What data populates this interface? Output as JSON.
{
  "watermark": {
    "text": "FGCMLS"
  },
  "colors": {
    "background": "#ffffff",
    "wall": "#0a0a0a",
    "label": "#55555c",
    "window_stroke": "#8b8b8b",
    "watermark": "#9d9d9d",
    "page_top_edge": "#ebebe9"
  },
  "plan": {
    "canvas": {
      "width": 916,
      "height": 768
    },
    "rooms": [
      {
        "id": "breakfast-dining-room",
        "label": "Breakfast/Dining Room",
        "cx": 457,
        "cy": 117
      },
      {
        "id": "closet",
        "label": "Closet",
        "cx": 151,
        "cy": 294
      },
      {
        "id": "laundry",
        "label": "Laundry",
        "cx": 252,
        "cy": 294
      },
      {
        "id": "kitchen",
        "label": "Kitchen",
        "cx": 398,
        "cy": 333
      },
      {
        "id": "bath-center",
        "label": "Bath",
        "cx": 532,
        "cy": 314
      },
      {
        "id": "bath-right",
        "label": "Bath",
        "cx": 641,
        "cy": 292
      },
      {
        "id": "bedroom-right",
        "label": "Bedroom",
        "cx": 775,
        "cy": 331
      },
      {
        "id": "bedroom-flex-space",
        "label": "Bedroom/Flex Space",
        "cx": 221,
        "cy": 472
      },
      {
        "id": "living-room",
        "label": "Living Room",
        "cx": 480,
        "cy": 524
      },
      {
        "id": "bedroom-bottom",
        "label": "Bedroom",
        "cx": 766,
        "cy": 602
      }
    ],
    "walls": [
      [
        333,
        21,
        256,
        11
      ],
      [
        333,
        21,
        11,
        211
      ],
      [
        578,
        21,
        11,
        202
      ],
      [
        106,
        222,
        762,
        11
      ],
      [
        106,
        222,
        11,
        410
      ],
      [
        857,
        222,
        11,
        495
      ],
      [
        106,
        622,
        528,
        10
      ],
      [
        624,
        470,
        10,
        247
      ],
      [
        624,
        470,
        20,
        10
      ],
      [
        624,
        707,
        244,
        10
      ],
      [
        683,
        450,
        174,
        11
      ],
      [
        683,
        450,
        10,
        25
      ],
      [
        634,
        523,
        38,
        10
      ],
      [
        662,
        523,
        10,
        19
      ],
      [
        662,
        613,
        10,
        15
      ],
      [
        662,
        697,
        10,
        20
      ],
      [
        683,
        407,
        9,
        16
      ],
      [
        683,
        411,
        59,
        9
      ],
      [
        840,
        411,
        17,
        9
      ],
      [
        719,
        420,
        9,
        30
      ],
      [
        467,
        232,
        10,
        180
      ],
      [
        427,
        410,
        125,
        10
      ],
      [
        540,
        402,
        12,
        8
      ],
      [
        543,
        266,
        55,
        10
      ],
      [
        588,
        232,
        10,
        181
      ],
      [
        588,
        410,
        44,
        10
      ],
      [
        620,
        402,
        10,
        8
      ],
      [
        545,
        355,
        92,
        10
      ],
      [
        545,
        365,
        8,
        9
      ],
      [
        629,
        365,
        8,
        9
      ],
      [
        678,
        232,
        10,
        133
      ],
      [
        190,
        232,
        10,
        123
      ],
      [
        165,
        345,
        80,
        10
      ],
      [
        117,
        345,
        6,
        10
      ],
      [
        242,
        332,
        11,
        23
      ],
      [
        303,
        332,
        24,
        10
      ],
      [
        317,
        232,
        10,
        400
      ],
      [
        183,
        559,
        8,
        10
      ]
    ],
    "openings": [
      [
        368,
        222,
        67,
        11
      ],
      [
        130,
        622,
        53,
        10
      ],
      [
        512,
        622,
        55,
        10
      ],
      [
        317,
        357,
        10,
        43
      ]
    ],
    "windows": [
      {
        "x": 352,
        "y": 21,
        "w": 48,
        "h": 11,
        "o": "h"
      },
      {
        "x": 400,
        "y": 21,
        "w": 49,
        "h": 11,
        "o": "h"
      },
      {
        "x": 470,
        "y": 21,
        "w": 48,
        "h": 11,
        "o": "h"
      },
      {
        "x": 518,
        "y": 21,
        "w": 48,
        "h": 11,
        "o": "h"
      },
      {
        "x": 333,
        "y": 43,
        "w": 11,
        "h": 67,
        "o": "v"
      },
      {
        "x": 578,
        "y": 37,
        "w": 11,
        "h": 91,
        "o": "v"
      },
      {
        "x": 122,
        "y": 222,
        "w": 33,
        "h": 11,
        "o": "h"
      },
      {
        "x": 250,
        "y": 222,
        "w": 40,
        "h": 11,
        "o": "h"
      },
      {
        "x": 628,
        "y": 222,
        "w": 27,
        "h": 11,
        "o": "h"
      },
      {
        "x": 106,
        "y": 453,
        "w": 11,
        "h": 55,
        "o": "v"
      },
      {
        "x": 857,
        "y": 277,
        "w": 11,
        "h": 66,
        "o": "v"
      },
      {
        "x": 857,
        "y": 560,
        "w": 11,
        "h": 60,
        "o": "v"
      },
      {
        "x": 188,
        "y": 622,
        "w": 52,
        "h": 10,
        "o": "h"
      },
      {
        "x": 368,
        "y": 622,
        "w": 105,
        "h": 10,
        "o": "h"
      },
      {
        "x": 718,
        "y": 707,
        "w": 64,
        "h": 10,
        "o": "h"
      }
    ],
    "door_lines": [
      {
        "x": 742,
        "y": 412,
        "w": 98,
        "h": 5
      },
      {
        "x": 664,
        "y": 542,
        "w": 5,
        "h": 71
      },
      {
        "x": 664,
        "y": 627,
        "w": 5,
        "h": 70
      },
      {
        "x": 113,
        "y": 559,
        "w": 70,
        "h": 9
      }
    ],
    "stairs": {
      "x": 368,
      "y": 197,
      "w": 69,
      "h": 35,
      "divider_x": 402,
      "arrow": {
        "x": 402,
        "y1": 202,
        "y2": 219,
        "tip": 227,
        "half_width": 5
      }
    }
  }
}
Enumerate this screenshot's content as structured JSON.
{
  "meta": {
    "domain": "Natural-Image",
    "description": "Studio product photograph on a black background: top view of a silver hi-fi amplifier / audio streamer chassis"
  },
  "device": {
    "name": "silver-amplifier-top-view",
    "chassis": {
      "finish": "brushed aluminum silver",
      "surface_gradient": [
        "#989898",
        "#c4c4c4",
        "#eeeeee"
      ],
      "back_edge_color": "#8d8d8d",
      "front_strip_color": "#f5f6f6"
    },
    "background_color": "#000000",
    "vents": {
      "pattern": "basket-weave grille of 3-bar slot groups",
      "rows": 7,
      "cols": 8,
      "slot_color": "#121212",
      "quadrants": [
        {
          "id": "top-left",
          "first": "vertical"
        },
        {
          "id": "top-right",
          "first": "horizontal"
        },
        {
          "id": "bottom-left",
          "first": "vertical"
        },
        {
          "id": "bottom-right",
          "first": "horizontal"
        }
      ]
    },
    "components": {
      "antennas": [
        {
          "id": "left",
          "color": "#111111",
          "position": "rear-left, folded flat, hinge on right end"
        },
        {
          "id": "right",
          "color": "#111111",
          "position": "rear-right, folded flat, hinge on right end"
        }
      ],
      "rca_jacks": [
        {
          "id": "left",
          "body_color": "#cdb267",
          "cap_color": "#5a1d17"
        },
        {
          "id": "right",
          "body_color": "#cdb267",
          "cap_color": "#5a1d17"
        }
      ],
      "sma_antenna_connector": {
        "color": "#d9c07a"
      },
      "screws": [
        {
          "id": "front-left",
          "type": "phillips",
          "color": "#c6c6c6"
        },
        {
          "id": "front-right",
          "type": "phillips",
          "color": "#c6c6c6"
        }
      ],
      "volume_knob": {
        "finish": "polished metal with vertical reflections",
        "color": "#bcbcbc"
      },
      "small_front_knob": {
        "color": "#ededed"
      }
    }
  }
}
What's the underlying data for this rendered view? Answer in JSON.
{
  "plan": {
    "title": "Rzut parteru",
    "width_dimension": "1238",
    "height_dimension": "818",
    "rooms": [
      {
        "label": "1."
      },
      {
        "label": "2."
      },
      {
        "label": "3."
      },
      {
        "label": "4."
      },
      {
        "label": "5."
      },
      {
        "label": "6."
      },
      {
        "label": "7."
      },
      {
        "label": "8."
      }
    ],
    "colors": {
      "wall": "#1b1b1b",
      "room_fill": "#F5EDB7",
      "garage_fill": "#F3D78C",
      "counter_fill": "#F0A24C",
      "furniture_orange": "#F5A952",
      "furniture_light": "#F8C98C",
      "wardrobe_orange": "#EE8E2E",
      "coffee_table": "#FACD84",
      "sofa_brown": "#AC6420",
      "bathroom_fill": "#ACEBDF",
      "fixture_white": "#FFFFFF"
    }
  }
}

* * * * * * * * *

**SHORT EXERCISE:** Emit verbatim the lines running from the one with "What's the underlying" through the last line of the data, both endpoints inclusive.

**TASK RESPONSE:**
What's the underlying data for this rendered view? Answer in JSON.
{
  "plan": {
    "title": "Rzut parteru",
    "width_dimension": "1238",
    "height_dimension": "818",
    "rooms": [
      {
        "label": "1."
      },
      {
        "label": "2."
      },
      {
        "label": "3."
      },
      {
        "label": "4."
      },
      {
        "label": "5."
      },
      {
        "label": "6."
      },
      {
        "label": "7."
      },
      {
        "label": "8."
      }
    ],
    "colors": {
      "wall": "#1b1b1b",
      "room_fill": "#F5EDB7",
      "garage_fill": "#F3D78C",
      "counter_fill": "#F0A24C",
      "furniture_orange": "#F5A952",
      "furniture_light": "#F8C98C",
      "wardrobe_orange": "#EE8E2E",
      "coffee_table": "#FACD84",
      "sofa_brown": "#AC6420",
      "bathroom_fill": "#ACEBDF",
      "fixture_white": "#FFFFFF"
    }
  }
}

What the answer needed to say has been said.